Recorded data
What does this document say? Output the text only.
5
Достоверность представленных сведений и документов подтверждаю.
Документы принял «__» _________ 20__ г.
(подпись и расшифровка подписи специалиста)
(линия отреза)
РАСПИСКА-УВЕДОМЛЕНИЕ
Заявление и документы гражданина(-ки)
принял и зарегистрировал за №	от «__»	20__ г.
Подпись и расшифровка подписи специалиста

--

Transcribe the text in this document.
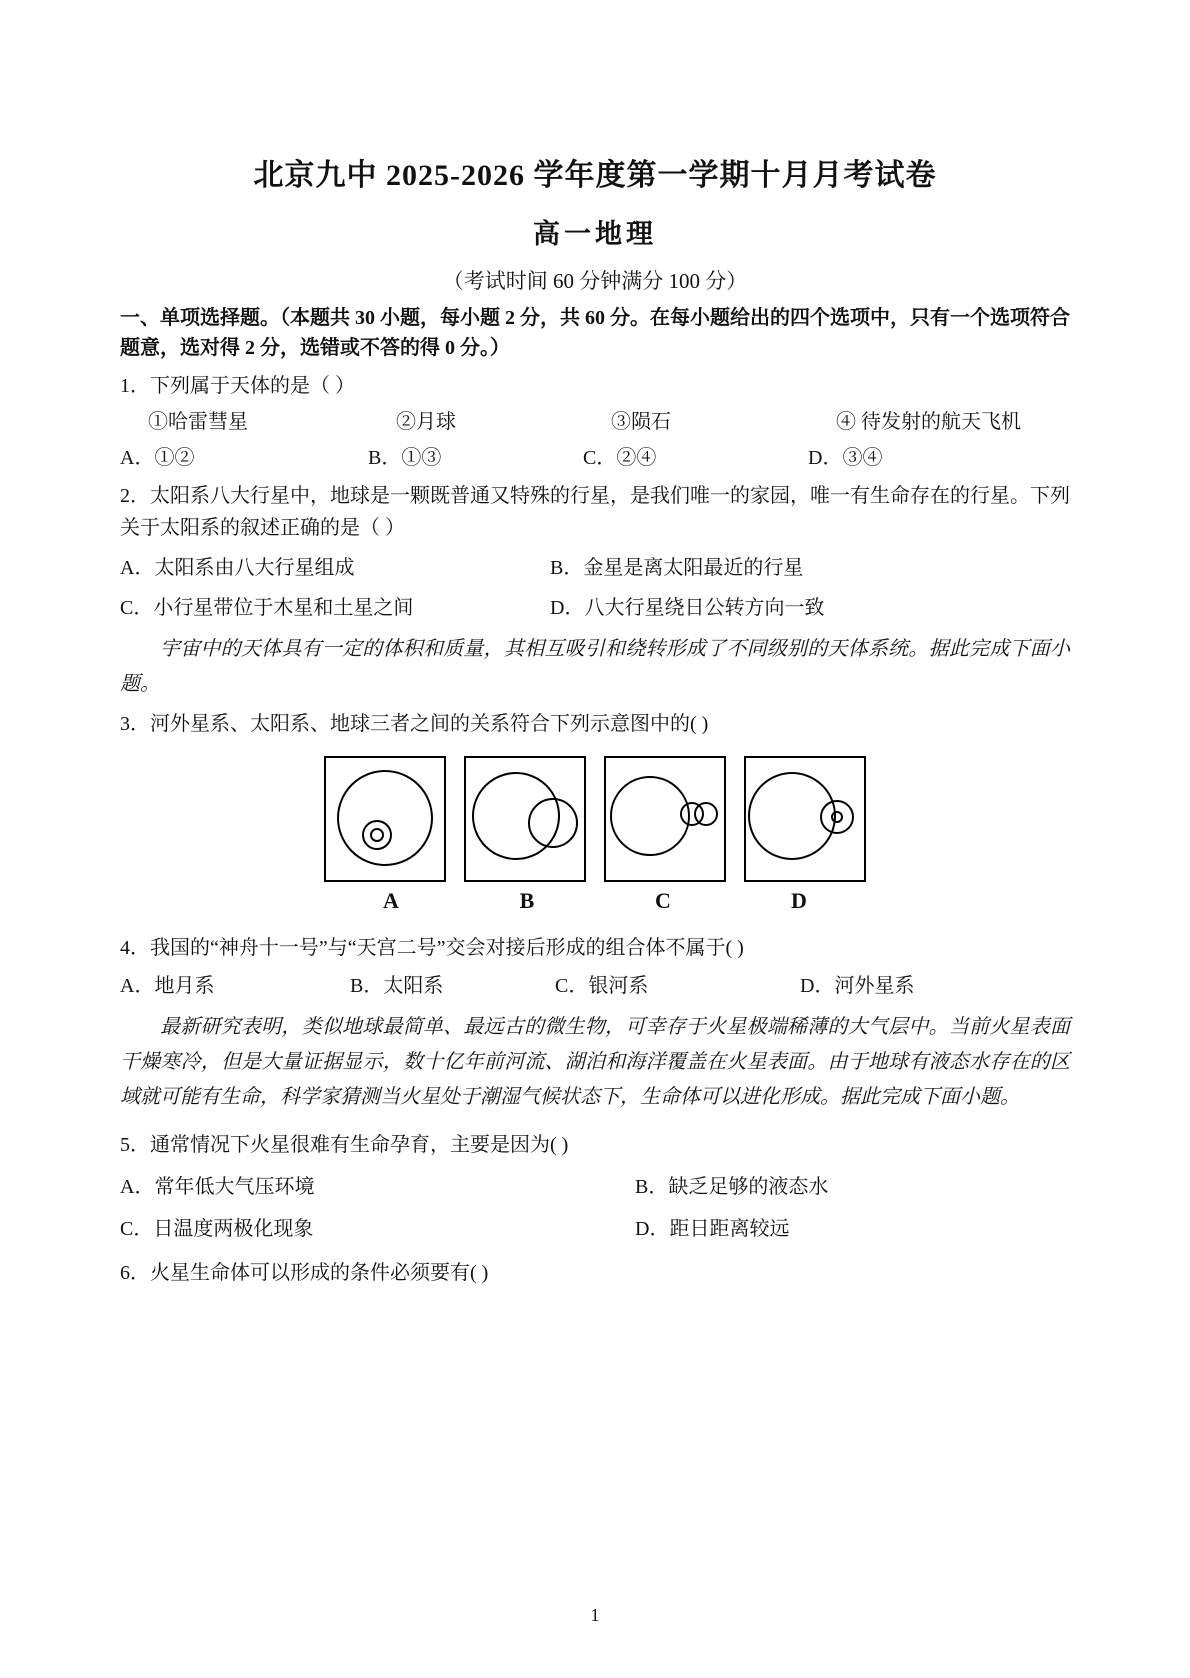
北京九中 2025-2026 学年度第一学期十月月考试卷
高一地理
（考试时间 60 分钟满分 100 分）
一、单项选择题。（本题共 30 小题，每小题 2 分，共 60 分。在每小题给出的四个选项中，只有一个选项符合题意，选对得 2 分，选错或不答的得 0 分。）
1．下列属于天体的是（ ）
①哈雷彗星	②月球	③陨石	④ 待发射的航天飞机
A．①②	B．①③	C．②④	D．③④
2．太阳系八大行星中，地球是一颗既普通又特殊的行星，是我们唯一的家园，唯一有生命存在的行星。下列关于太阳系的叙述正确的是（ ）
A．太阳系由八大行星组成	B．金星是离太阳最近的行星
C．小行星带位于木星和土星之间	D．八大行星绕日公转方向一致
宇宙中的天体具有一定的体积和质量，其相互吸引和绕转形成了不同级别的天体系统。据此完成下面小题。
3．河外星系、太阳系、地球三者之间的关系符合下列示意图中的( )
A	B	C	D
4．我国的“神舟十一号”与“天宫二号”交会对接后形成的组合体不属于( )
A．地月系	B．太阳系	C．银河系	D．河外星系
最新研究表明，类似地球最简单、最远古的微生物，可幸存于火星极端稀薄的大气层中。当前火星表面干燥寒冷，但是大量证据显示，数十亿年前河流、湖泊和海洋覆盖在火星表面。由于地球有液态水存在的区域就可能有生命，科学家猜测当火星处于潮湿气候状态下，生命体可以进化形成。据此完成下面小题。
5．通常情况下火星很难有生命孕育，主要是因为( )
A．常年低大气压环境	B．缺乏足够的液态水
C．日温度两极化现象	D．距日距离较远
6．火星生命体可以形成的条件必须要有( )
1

==

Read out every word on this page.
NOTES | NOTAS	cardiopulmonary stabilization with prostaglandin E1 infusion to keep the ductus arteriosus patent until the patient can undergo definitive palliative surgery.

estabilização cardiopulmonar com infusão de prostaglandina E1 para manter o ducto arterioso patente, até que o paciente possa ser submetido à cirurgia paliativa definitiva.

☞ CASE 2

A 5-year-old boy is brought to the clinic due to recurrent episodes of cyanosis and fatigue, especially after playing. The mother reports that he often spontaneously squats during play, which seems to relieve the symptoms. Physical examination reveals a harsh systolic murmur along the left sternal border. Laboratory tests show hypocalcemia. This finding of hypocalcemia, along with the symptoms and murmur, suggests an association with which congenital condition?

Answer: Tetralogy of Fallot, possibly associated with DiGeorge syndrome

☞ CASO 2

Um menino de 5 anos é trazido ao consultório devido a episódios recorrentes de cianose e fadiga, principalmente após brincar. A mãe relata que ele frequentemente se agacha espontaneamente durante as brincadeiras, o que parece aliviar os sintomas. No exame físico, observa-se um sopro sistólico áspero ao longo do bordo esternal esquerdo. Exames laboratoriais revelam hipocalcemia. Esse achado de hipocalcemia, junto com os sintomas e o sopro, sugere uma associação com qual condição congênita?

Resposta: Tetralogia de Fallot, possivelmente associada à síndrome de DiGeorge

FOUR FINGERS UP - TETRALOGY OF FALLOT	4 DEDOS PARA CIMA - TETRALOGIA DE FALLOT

> [AIM]
Search the entries for the word "text", then list each line that holds it.

> [SOLUTION TO THE PROBLEM]
What does this document say? Output the text only.
Transcribe the text in this document.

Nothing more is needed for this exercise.